## GIVEN PROBLEM:
Make an exact copy of the entries, and keep any pictures out of it.

## RECORDS SUPPLIED:
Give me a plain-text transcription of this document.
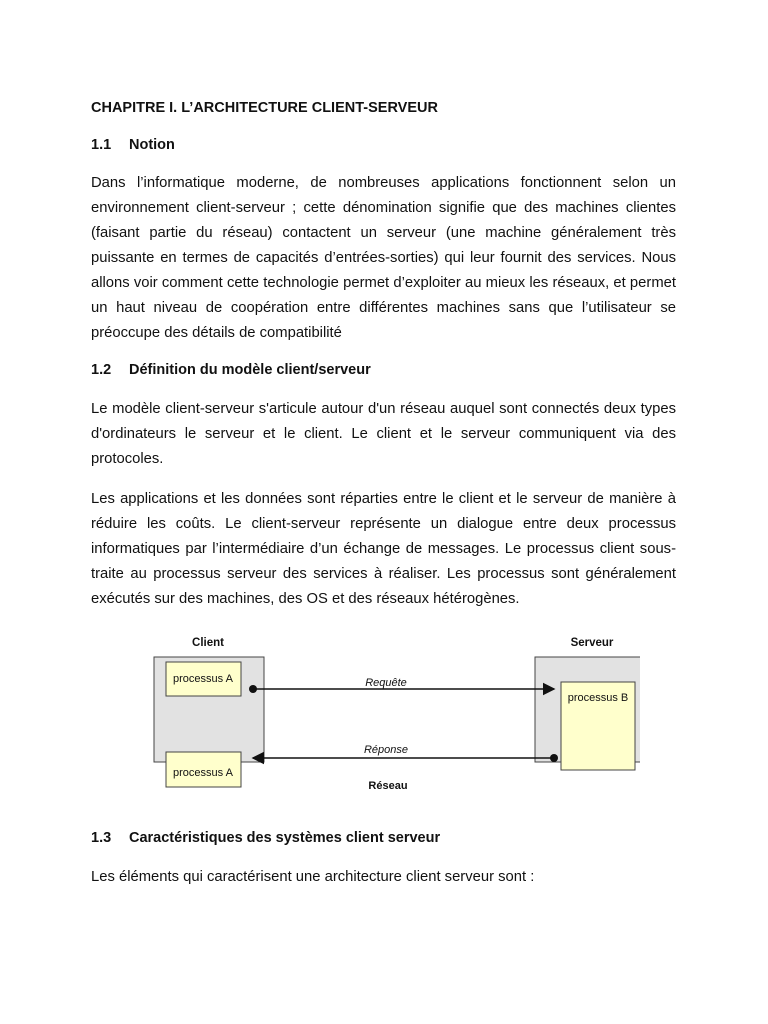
CHAPITRE I. L’ARCHITECTURE CLIENT-SERVEUR
1.1 Notion

Dans l’informatique moderne, de nombreuses applications fonctionnent selon un environnement client-serveur ; cette dénomination signifie que des machines clientes (faisant partie du réseau) contactent un serveur (une machine généralement très puissante en termes de capacités d’entrées-sorties) qui leur fournit des services. Nous allons voir comment cette technologie permet d’exploiter au mieux les réseaux, et permet un haut niveau de coopération entre différentes machines sans que l’utilisateur se préoccupe des détails de compatibilité

1.2 Définition du modèle client/serveur

Le modèle client-serveur s'articule autour d'un réseau auquel sont connectés deux types d'ordinateurs le serveur et le client. Le client et le serveur communiquent via des protocoles.

Les applications et les données sont réparties entre le client et le serveur de manière à réduire les coûts. Le client-serveur représente un dialogue entre deux processus informatiques par l’intermédiaire d’un échange de messages. Le processus client sous-traite au processus serveur des services à réaliser. Les processus sont généralement exécutés sur des machines, des OS et des réseaux hétérogènes.

Client	Serveur
processus A
processus A
processus B
Requête
Réponse
Réseau
1.3 Caractéristiques des systèmes client serveur

Les éléments qui caractérisent une architecture client serveur sont :
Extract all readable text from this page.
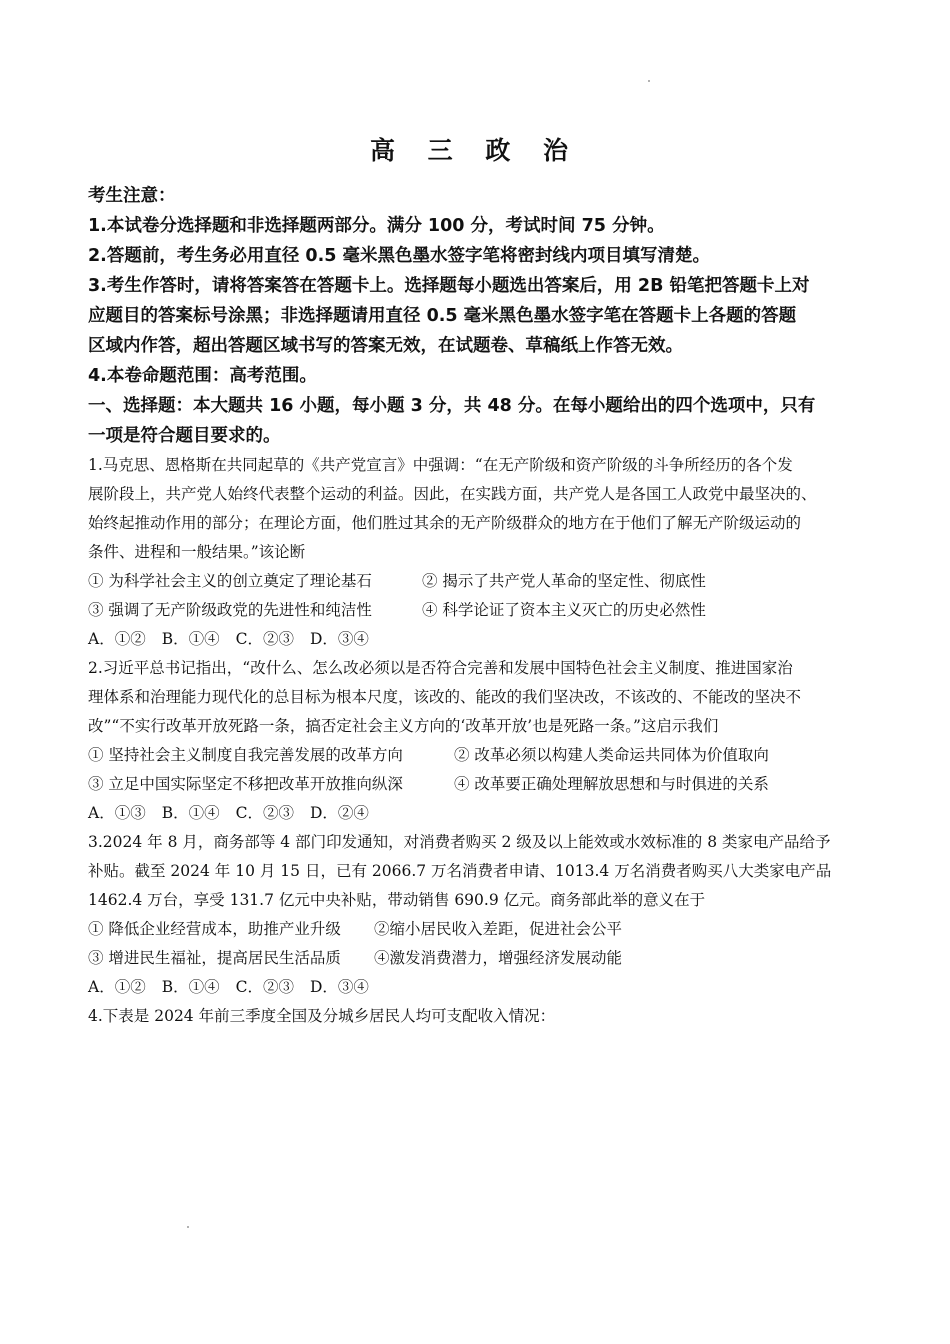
高 三 政 治
考生注意：
1.本试卷分选择题和非选择题两部分。满分 100 分，考试时间 75 分钟。
2.答题前，考生务必用直径 0.5 毫米黑色墨水签字笔将密封线内项目填写清楚。
3.考生作答时，请将答案答在答题卡上。选择题每小题选出答案后，用 2B 铅笔把答题卡上对
应题目的答案标号涂黑；非选择题请用直径 0.5 毫米黑色墨水签字笔在答题卡上各题的答题
区域内作答，超出答题区域书写的答案无效，在试题卷、草稿纸上作答无效。
4.本卷命题范围：高考范围。
一、选择题：本大题共 16 小题，每小题 3 分，共 48 分。在每小题给出的四个选项中，只有
一项是符合题目要求的。
1.马克思、恩格斯在共同起草的《共产党宣言》中强调：“在无产阶级和资产阶级的斗争所经历的各个发
展阶段上，共产党人始终代表整个运动的利益。因此，在实践方面，共产党人是各国工人政党中最坚决的、
始终起推动作用的部分；在理论方面，他们胜过其余的无产阶级群众的地方在于他们了解无产阶级运动的
条件、进程和一般结果。”该论断
① 为科学社会主义的创立奠定了理论基石	② 揭示了共产党人革命的坚定性、彻底性
③ 强调了无产阶级政党的先进性和纯洁性	④ 科学论证了资本主义灭亡的历史必然性
A．①② B．①④ C．②③ D．③④
2.习近平总书记指出，“改什么、怎么改必须以是否符合完善和发展中国特色社会主义制度、推进国家治
理体系和治理能力现代化的总目标为根本尺度，该改的、能改的我们坚决改，不该改的、不能改的坚决不
改”“不实行改革开放死路一条，搞否定社会主义方向的‘改革开放’也是死路一条。”这启示我们
① 坚持社会主义制度自我完善发展的改革方向	② 改革必须以构建人类命运共同体为价值取向
③ 立足中国实际坚定不移把改革开放推向纵深	④ 改革要正确处理解放思想和与时俱进的关系
A．①③ B．①④ C．②③ D．②④
3.2024 年 8 月，商务部等 4 部门印发通知，对消费者购买 2 级及以上能效或水效标准的 8 类家电产品给予
补贴。截至 2024 年 10 月 15 日，已有 2066.7 万名消费者申请、1013.4 万名消费者购买八大类家电产品
1462.4 万台，享受 131.7 亿元中央补贴，带动销售 690.9 亿元。商务部此举的意义在于
① 降低企业经营成本，助推产业升级	②缩小居民收入差距，促进社会公平
③ 增进民生福祉，提高居民生活品质	④激发消费潜力，增强经济发展动能
A．①② B．①④ C．②③ D．③④
4.下表是 2024 年前三季度全国及分城乡居民人均可支配收入情况：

## TASK RESPONSE:
Give me a plain-text transcription of this document.
CHAPITRE I. L’ARCHITECTURE CLIENT-SERVEUR
1.1 Notion

Dans l’informatique moderne, de nombreuses applications fonctionnent selon un environnement client-serveur ; cette dénomination signifie que des machines clientes (faisant partie du réseau) contactent un serveur (une machine généralement très puissante en termes de capacités d’entrées-sorties) qui leur fournit des services. Nous allons voir comment cette technologie permet d’exploiter au mieux les réseaux, et permet un haut niveau de coopération entre différentes machines sans que l’utilisateur se préoccupe des détails de compatibilité

1.2 Définition du modèle client/serveur

Le modèle client-serveur s'articule autour d'un réseau auquel sont connectés deux types d'ordinateurs le serveur et le client. Le client et le serveur communiquent via des protocoles.

Les applications et les données sont réparties entre le client et le serveur de manière à réduire les coûts. Le client-serveur représente un dialogue entre deux processus informatiques par l’intermédiaire d’un échange de messages. Le processus client sous-traite au processus serveur des services à réaliser. Les processus sont généralement exécutés sur des machines, des OS et des réseaux hétérogènes.

Client	Serveur
processus A
processus A
processus B
Requête
Réponse
Réseau
1.3 Caractéristiques des systèmes client serveur

Les éléments qui caractérisent une architecture client serveur sont :
Extract all readable text from this page.
高 三 政 治
考生注意：
1.本试卷分选择题和非选择题两部分。满分 100 分，考试时间 75 分钟。
2.答题前，考生务必用直径 0.5 毫米黑色墨水签字笔将密封线内项目填写清楚。
3.考生作答时，请将答案答在答题卡上。选择题每小题选出答案后，用 2B 铅笔把答题卡上对
应题目的答案标号涂黑；非选择题请用直径 0.5 毫米黑色墨水签字笔在答题卡上各题的答题
区域内作答，超出答题区域书写的答案无效，在试题卷、草稿纸上作答无效。
4.本卷命题范围：高考范围。
一、选择题：本大题共 16 小题，每小题 3 分，共 48 分。在每小题给出的四个选项中，只有
一项是符合题目要求的。
1.马克思、恩格斯在共同起草的《共产党宣言》中强调：“在无产阶级和资产阶级的斗争所经历的各个发
展阶段上，共产党人始终代表整个运动的利益。因此，在实践方面，共产党人是各国工人政党中最坚决的、
始终起推动作用的部分；在理论方面，他们胜过其余的无产阶级群众的地方在于他们了解无产阶级运动的
条件、进程和一般结果。”该论断
① 为科学社会主义的创立奠定了理论基石	② 揭示了共产党人革命的坚定性、彻底性
③ 强调了无产阶级政党的先进性和纯洁性	④ 科学论证了资本主义灭亡的历史必然性
A．①② B．①④ C．②③ D．③④
2.习近平总书记指出，“改什么、怎么改必须以是否符合完善和发展中国特色社会主义制度、推进国家治
理体系和治理能力现代化的总目标为根本尺度，该改的、能改的我们坚决改，不该改的、不能改的坚决不
改”“不实行改革开放死路一条，搞否定社会主义方向的‘改革开放’也是死路一条。”这启示我们
① 坚持社会主义制度自我完善发展的改革方向	② 改革必须以构建人类命运共同体为价值取向
③ 立足中国实际坚定不移把改革开放推向纵深	④ 改革要正确处理解放思想和与时俱进的关系
A．①③ B．①④ C．②③ D．②④
3.2024 年 8 月，商务部等 4 部门印发通知，对消费者购买 2 级及以上能效或水效标准的 8 类家电产品给予
补贴。截至 2024 年 10 月 15 日，已有 2066.7 万名消费者申请、1013.4 万名消费者购买八大类家电产品
1462.4 万台，享受 131.7 亿元中央补贴，带动销售 690.9 亿元。商务部此举的意义在于
① 降低企业经营成本，助推产业升级	②缩小居民收入差距，促进社会公平
③ 增进民生福祉，提高居民生活品质	④激发消费潜力，增强经济发展动能
A．①② B．①④ C．②③ D．③④
4.下表是 2024 年前三季度全国及分城乡居民人均可支配收入情况：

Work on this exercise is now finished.